# REQUIRED TASK
Read the listing below and copy out every line that holds "title".

Stored data:
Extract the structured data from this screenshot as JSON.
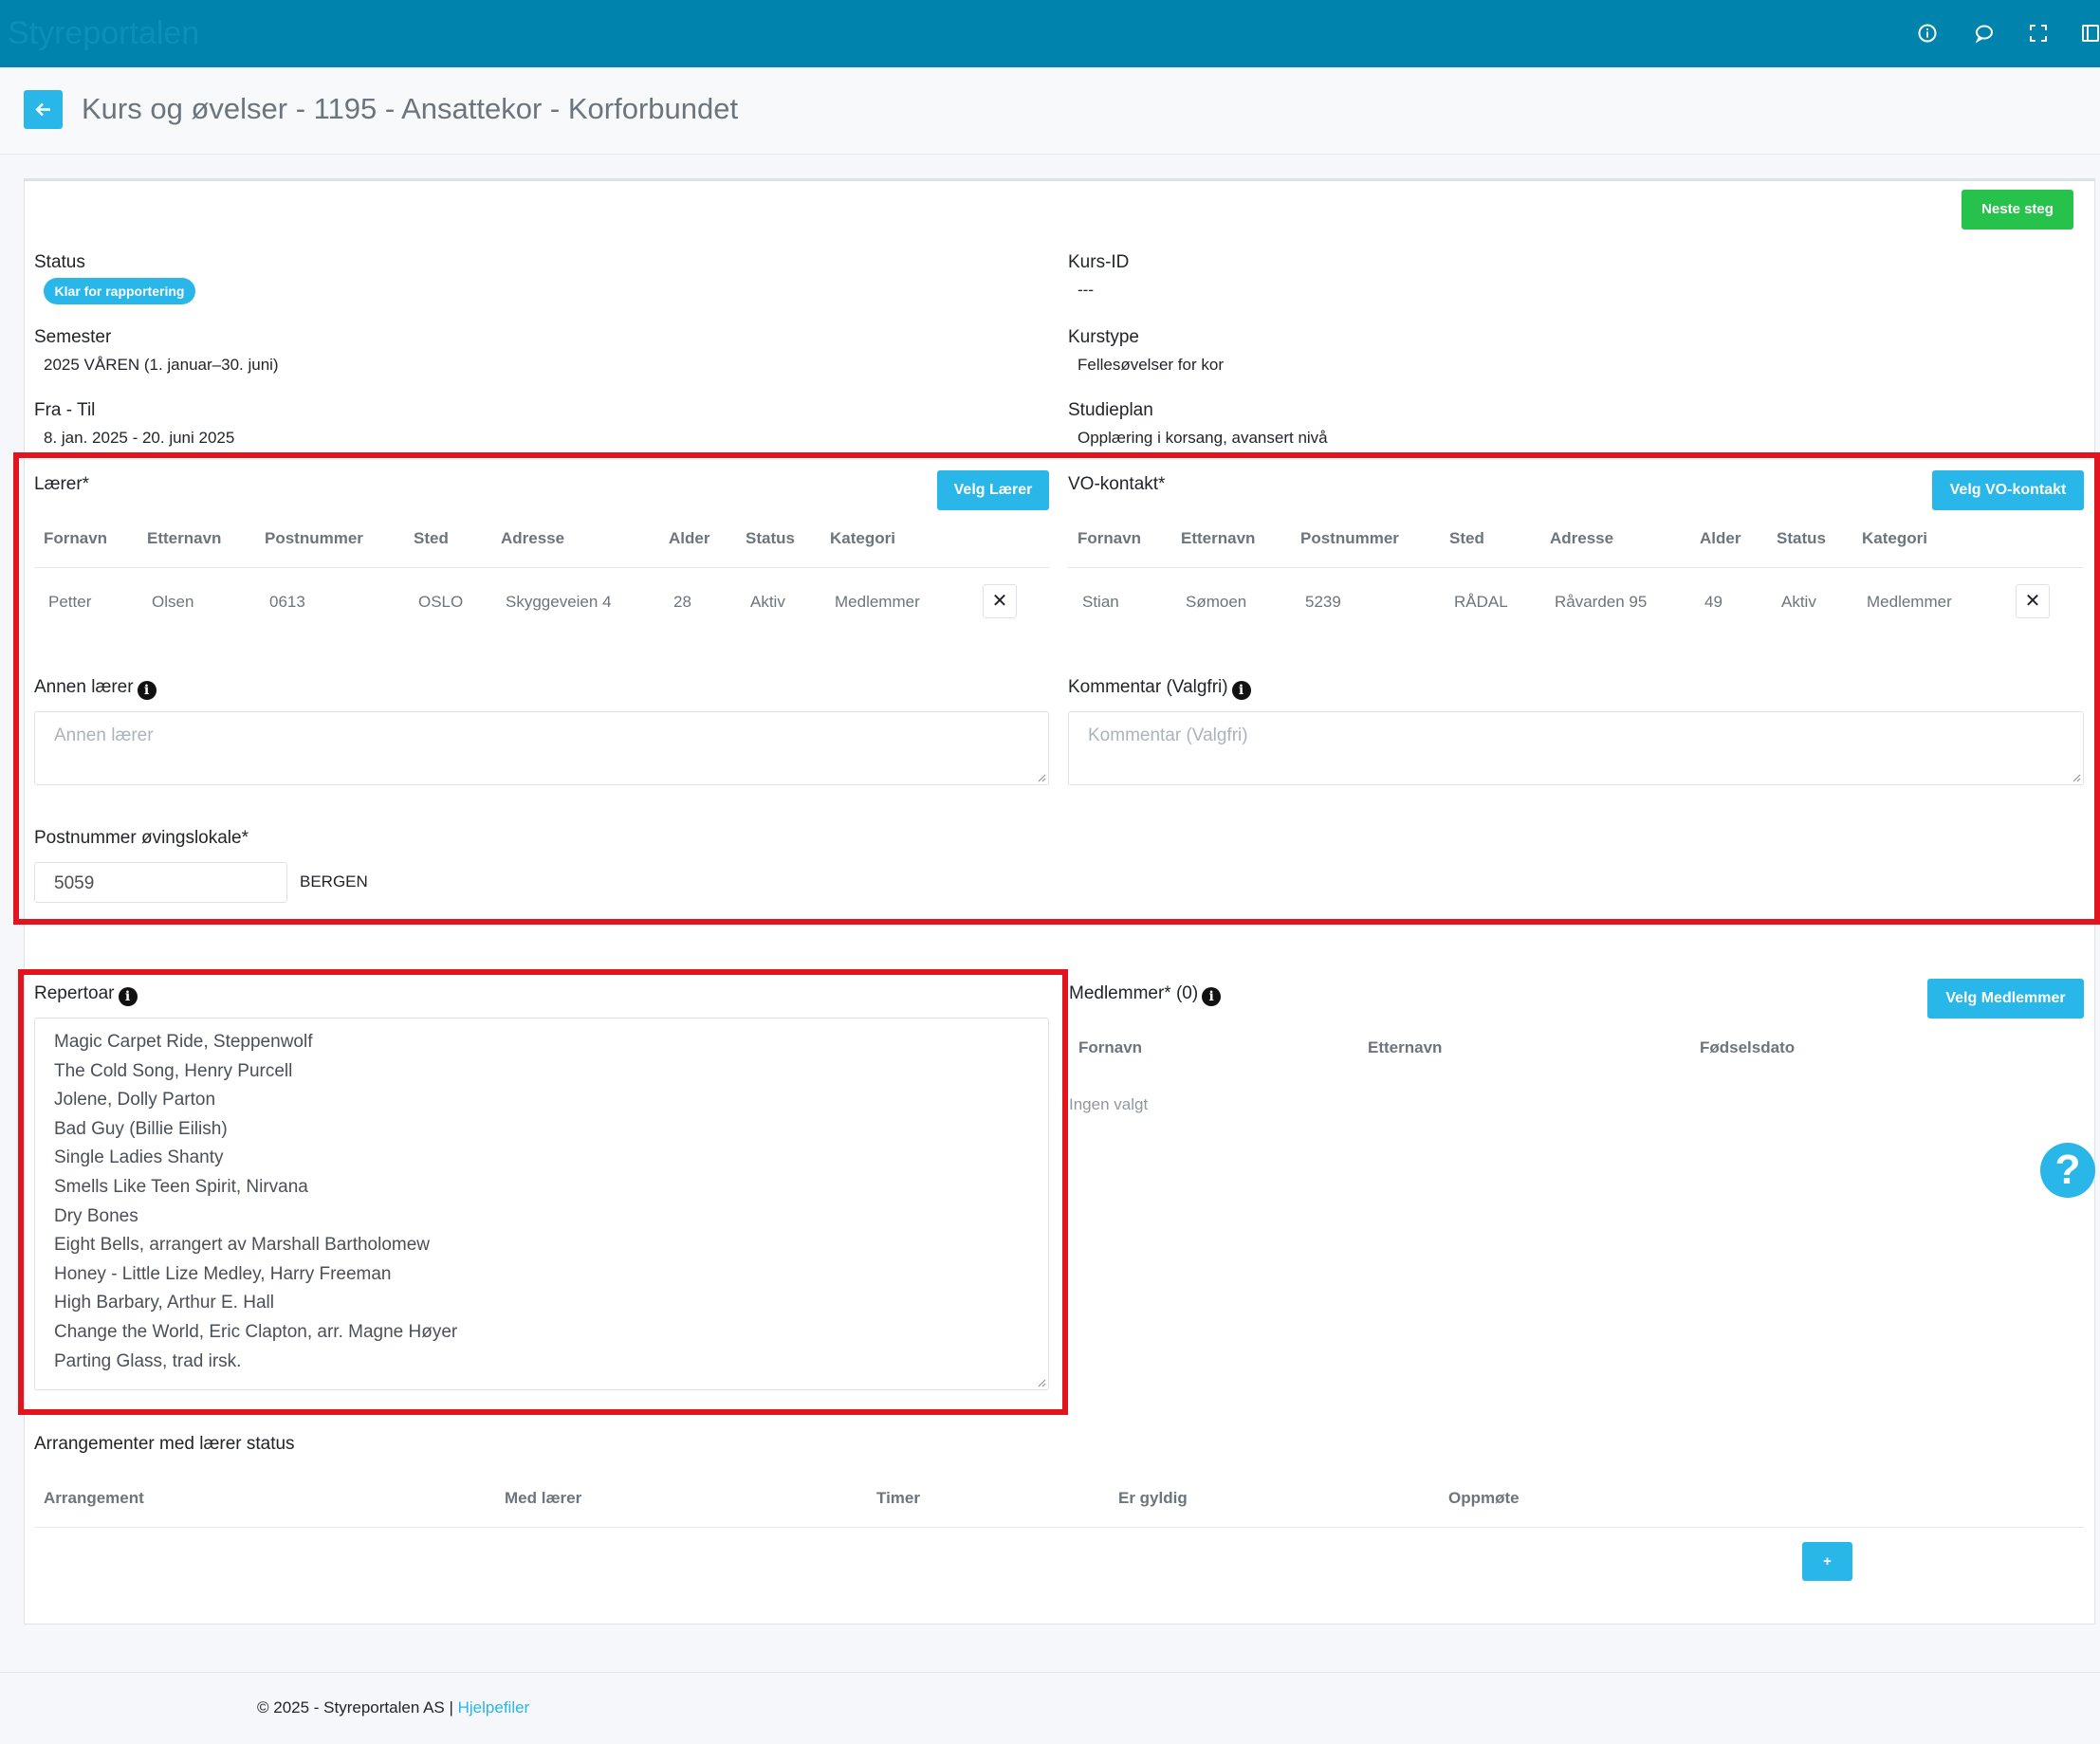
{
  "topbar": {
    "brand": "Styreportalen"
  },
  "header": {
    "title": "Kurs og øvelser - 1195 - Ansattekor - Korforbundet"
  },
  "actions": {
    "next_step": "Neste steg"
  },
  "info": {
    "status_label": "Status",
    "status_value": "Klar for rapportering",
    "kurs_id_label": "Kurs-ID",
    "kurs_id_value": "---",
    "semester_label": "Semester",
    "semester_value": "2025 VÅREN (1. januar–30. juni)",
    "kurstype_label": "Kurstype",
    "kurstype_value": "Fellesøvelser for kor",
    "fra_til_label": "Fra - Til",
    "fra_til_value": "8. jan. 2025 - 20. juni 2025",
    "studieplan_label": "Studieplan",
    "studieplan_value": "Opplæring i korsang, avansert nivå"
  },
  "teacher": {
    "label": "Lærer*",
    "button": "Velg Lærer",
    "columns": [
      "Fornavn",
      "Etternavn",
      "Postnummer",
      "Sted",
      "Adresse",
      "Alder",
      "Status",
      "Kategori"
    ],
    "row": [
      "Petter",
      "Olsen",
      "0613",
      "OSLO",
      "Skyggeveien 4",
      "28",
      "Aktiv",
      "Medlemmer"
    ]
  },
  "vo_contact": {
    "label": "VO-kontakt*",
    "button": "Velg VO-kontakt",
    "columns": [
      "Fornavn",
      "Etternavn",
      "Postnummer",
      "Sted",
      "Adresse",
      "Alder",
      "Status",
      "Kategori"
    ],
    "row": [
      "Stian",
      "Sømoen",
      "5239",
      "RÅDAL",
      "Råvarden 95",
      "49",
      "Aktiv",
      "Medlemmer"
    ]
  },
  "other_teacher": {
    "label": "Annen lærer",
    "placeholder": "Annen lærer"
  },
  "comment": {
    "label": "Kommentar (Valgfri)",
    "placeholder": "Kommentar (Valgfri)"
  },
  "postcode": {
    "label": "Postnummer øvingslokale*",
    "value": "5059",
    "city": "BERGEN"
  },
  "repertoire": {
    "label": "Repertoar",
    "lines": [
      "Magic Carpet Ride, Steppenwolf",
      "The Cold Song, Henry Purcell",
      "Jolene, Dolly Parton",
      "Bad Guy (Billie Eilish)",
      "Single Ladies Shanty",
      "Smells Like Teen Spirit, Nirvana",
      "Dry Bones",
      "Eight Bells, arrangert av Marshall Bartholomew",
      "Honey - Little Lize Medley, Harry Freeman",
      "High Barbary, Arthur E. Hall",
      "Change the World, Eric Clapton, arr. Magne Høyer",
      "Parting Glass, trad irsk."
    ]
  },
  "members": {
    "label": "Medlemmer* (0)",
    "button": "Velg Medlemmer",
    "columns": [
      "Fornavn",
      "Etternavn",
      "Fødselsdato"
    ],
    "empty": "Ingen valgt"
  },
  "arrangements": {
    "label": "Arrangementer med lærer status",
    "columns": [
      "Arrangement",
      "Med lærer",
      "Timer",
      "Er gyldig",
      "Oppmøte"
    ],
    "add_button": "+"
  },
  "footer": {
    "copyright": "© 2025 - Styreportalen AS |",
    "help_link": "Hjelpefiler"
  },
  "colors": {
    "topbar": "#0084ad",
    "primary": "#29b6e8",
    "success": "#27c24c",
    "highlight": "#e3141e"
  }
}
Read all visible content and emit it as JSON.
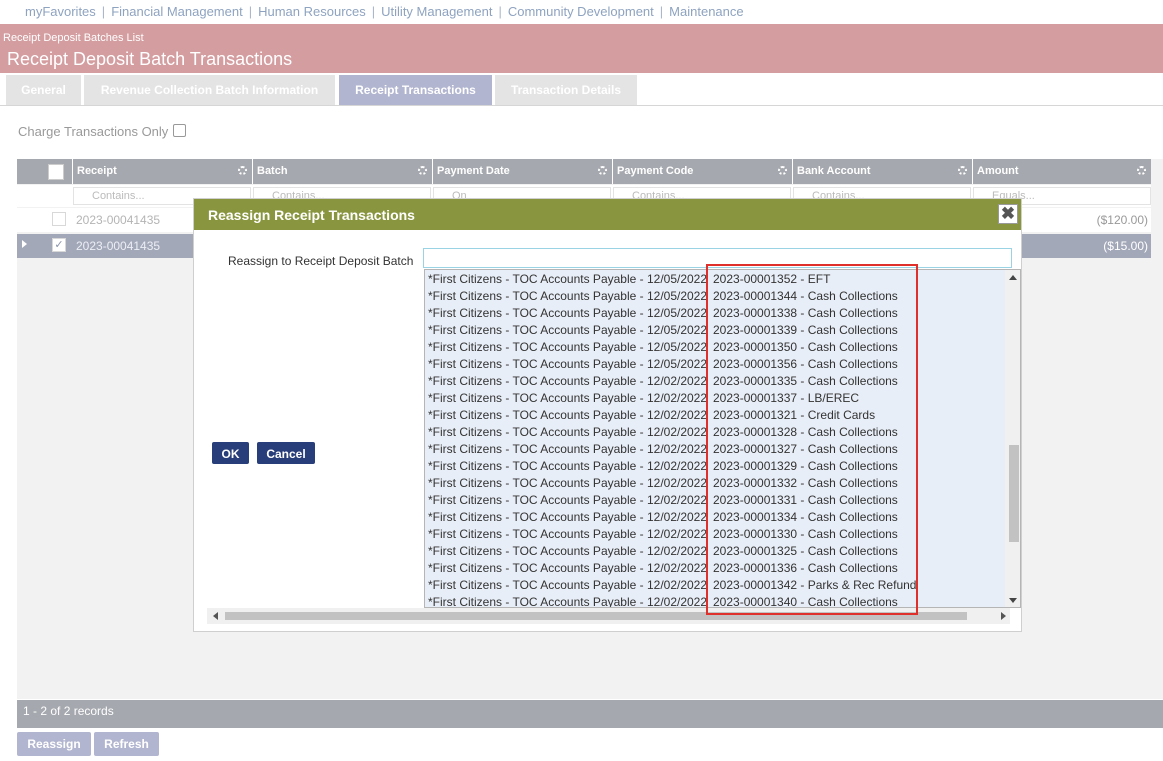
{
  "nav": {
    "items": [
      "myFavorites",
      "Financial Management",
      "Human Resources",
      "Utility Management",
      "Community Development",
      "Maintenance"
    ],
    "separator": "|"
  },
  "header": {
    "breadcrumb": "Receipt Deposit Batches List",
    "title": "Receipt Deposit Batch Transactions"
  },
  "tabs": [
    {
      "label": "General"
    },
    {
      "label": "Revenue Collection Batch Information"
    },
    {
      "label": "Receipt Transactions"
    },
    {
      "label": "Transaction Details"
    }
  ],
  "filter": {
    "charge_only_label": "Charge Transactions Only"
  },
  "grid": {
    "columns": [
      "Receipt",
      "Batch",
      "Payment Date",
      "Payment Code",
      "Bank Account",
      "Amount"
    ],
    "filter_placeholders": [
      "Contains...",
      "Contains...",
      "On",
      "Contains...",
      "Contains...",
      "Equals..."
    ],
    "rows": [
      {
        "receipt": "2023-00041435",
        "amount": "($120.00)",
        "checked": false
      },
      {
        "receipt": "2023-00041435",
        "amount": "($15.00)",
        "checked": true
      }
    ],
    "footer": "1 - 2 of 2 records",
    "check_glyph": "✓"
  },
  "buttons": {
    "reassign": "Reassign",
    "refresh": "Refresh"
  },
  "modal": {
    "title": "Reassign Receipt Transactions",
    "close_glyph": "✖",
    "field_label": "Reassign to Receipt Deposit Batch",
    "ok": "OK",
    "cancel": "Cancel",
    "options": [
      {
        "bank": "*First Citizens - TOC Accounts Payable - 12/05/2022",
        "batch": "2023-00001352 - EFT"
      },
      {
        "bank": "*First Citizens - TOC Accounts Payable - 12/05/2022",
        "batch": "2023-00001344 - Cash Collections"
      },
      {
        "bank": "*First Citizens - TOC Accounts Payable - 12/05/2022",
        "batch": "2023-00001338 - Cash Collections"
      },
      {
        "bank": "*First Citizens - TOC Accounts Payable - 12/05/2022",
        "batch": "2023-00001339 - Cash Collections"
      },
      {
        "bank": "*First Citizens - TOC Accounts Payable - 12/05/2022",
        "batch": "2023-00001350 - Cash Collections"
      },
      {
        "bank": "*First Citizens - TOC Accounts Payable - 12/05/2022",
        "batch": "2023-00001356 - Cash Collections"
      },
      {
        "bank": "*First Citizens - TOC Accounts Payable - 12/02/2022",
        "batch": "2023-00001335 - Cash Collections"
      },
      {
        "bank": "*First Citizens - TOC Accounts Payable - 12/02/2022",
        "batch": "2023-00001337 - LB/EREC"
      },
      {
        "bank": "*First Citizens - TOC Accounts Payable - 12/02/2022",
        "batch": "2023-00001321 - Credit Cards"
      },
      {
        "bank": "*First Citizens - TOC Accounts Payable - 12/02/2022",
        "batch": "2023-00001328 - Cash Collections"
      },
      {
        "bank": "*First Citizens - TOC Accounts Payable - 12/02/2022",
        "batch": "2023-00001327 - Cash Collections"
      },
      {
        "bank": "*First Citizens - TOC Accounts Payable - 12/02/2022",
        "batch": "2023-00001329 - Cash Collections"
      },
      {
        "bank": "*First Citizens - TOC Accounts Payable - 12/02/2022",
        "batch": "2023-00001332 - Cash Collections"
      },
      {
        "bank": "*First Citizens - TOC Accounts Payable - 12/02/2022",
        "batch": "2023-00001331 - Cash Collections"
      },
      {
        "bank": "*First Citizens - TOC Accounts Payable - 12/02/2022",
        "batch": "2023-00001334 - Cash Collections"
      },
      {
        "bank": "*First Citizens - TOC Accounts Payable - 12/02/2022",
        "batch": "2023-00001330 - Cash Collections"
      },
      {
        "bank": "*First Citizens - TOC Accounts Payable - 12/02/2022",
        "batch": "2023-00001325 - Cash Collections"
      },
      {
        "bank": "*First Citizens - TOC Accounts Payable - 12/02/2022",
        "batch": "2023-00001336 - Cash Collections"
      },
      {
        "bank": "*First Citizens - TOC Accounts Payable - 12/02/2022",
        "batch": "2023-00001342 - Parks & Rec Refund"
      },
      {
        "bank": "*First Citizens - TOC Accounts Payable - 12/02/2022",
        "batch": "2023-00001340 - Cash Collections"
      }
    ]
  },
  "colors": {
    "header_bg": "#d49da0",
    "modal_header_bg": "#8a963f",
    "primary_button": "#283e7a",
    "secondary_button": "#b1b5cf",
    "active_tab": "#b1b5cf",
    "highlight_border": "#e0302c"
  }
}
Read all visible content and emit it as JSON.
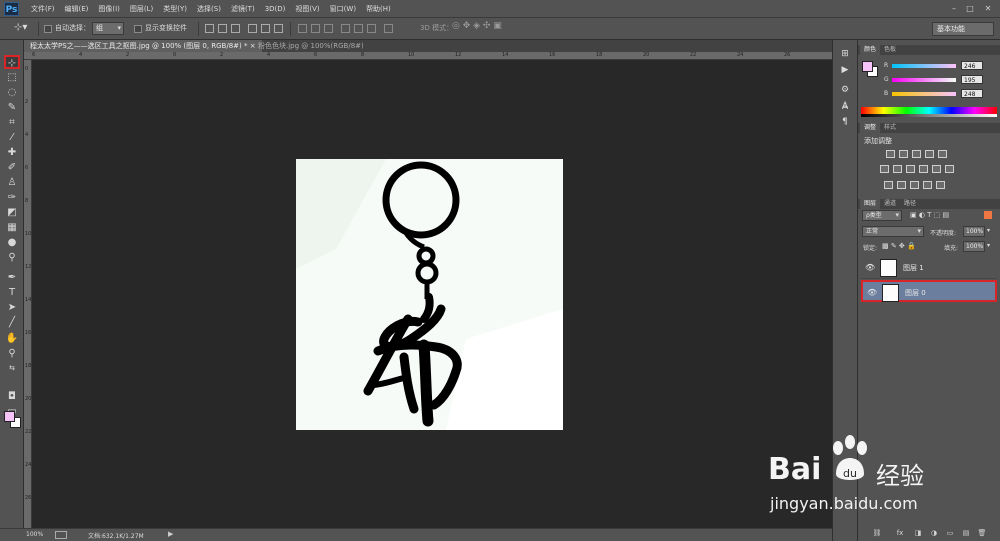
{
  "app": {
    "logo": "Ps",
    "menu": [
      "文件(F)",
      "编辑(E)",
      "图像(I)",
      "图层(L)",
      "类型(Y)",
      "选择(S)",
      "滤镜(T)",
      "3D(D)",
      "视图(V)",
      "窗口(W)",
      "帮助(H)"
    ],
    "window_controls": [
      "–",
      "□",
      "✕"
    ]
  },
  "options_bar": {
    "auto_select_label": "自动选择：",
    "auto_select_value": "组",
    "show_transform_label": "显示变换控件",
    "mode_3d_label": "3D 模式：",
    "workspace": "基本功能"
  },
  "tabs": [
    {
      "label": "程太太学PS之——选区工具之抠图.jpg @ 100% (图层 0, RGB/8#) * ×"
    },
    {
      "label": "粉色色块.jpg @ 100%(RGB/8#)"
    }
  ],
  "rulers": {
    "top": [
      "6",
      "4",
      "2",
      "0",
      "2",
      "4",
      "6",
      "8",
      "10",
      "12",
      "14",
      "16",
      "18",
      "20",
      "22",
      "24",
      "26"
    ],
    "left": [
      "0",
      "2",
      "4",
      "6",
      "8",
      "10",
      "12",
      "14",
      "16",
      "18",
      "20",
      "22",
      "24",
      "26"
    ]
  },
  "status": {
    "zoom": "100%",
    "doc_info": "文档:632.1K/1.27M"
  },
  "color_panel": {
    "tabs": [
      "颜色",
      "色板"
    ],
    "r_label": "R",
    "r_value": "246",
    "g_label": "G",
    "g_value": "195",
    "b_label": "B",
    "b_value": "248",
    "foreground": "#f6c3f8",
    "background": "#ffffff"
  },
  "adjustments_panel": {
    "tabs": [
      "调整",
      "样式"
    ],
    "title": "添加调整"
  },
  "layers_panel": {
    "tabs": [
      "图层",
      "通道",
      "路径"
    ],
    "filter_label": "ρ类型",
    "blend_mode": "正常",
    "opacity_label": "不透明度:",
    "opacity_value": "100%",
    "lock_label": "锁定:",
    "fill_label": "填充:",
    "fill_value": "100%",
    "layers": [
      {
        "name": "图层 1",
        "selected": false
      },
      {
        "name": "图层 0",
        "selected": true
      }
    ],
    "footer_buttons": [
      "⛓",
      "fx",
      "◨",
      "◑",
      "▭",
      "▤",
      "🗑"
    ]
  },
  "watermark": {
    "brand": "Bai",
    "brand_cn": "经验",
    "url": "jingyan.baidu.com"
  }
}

# TASK RESPONSE
    "title": "Kurs og øvelser - 1195 - Ansattekor - Korforbundet"
    "title": "Receipt Deposit Batch Transactions"
    "title": "Reassign Receipt Transactions",
    "title": "添加调整"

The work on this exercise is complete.